(What the exercise asks) Provide only the number of lines in the data below that contain the string "juges".

A run of records

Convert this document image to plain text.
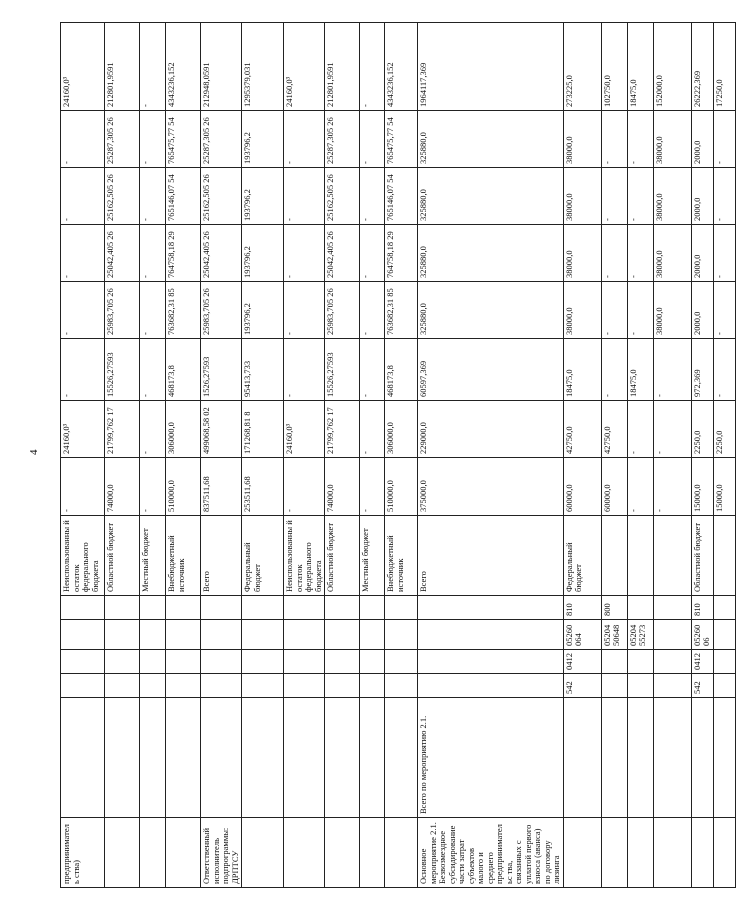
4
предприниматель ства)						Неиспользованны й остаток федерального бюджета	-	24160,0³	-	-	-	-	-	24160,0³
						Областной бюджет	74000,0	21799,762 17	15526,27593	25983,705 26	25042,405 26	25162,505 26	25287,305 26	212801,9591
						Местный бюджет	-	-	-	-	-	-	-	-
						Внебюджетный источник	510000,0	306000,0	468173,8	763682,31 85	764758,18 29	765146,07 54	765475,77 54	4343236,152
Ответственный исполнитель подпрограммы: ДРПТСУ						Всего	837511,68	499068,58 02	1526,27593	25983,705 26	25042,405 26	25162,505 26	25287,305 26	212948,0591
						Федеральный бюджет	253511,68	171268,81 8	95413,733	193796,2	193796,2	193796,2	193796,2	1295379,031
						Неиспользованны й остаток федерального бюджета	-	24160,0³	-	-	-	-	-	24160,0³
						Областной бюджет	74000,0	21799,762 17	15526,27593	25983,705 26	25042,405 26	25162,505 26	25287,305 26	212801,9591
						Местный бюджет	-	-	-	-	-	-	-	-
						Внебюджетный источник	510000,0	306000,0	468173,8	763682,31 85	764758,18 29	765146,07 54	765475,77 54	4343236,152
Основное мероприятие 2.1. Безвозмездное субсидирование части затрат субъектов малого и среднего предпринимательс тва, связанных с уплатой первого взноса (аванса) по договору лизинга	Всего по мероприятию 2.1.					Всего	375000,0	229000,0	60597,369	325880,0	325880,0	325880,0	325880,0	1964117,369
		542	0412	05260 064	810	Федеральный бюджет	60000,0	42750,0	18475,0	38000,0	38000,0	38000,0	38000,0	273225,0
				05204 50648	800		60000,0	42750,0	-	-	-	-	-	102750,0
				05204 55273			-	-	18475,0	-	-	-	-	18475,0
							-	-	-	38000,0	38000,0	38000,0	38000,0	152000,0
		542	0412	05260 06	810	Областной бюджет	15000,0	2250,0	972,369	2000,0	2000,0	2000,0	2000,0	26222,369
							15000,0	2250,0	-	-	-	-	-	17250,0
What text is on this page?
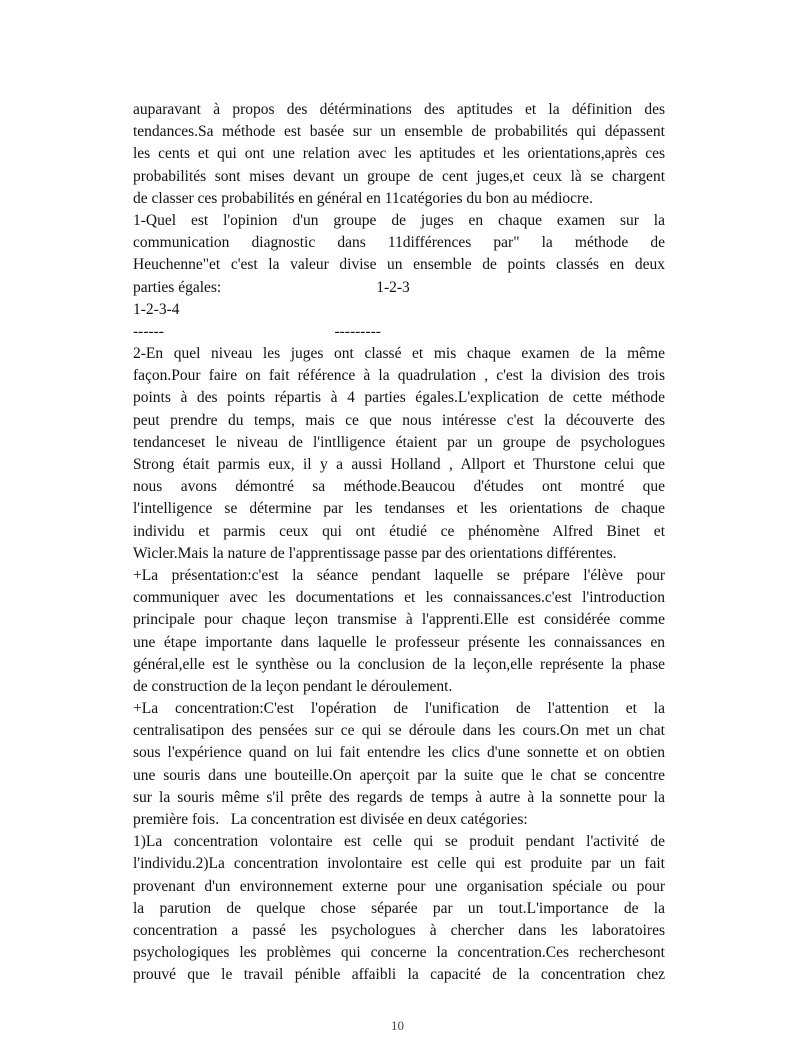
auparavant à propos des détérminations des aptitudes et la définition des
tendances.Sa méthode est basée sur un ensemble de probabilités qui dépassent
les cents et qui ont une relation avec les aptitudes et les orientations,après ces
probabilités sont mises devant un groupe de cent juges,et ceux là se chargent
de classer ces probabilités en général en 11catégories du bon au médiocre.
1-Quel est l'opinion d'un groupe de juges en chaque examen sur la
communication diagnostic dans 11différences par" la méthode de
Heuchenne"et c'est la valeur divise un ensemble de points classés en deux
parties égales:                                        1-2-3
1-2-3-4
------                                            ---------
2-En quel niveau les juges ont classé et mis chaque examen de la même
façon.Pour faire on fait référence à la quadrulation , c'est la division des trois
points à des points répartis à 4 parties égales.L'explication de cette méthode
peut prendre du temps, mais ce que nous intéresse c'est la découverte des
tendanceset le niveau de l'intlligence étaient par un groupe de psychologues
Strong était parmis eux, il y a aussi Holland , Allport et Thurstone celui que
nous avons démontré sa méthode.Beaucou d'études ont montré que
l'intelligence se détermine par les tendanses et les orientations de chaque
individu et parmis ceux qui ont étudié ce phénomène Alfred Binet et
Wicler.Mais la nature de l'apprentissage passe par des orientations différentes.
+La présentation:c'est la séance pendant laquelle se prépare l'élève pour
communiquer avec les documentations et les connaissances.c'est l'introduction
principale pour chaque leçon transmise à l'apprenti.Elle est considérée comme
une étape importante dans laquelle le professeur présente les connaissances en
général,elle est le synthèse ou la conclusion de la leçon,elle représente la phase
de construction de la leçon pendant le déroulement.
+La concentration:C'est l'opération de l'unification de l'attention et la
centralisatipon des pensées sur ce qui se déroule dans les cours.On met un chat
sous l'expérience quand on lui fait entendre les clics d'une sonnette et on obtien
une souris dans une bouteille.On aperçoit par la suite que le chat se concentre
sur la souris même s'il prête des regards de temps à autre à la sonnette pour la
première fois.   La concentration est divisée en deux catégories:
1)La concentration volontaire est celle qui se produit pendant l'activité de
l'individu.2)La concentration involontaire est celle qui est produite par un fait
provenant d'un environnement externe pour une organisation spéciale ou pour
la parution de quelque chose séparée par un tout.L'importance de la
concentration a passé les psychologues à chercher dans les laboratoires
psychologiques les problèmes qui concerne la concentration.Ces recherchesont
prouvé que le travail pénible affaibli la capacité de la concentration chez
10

(Reply to the exercise) 3